Task to complete →
Count only the lines of the records that hold "this", then give the number without any other words.

-- start Supplied material --

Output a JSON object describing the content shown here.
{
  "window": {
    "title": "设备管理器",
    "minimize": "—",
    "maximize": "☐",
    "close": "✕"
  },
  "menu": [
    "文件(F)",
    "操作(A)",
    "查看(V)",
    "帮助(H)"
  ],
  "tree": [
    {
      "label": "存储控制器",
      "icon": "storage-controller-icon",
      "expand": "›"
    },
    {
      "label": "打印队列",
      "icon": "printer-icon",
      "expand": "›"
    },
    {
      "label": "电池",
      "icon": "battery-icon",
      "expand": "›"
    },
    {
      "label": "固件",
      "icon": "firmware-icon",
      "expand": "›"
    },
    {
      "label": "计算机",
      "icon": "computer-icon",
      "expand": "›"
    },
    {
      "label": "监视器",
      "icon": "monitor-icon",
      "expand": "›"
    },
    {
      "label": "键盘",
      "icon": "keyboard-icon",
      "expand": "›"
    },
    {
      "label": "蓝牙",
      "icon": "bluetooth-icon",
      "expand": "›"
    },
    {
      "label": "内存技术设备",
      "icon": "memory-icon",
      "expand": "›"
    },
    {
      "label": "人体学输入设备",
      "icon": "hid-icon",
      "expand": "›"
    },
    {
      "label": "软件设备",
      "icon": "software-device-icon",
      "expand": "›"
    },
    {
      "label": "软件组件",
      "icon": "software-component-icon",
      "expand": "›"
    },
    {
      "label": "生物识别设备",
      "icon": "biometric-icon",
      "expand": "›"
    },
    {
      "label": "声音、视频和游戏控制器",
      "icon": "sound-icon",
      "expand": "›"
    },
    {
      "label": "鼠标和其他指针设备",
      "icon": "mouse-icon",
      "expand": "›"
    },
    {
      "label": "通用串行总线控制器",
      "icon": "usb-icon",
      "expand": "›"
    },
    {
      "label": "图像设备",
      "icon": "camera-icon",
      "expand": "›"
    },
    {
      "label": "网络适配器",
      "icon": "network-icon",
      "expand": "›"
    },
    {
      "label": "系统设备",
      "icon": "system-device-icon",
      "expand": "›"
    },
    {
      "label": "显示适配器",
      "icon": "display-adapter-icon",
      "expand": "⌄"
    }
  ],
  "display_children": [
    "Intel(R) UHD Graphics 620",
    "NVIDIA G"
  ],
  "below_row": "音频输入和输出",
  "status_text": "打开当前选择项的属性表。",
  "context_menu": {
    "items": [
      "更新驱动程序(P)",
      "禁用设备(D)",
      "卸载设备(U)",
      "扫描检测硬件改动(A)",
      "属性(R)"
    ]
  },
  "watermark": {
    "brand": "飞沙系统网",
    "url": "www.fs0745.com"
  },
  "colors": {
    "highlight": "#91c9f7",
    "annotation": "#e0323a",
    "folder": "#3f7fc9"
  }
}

-- end Supplied material --
-- start Supplied material --

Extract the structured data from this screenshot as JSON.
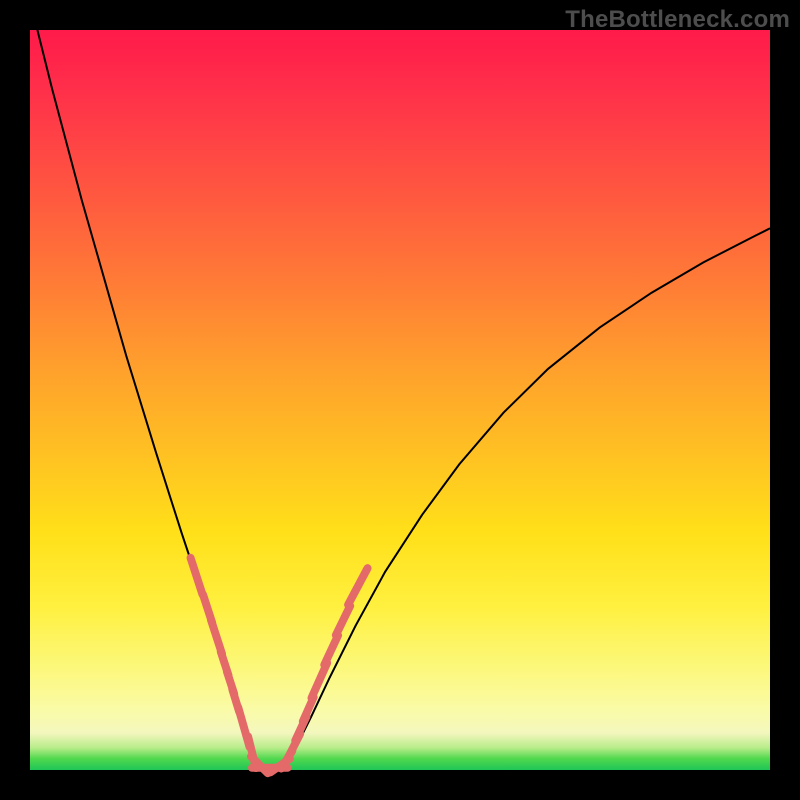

-- end Supplied material --
-- start Supplied material --

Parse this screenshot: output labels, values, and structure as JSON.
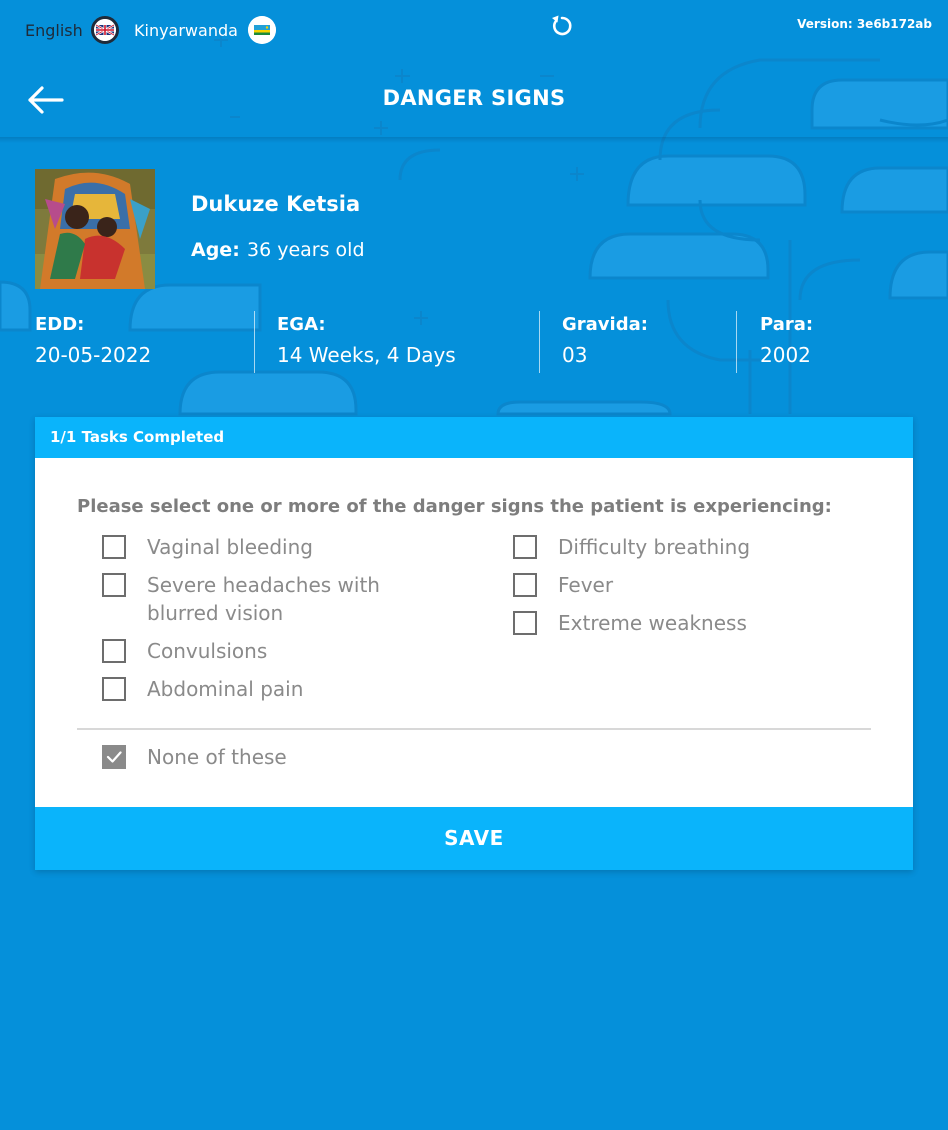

-- end Supplied material --

Reply to the task →
2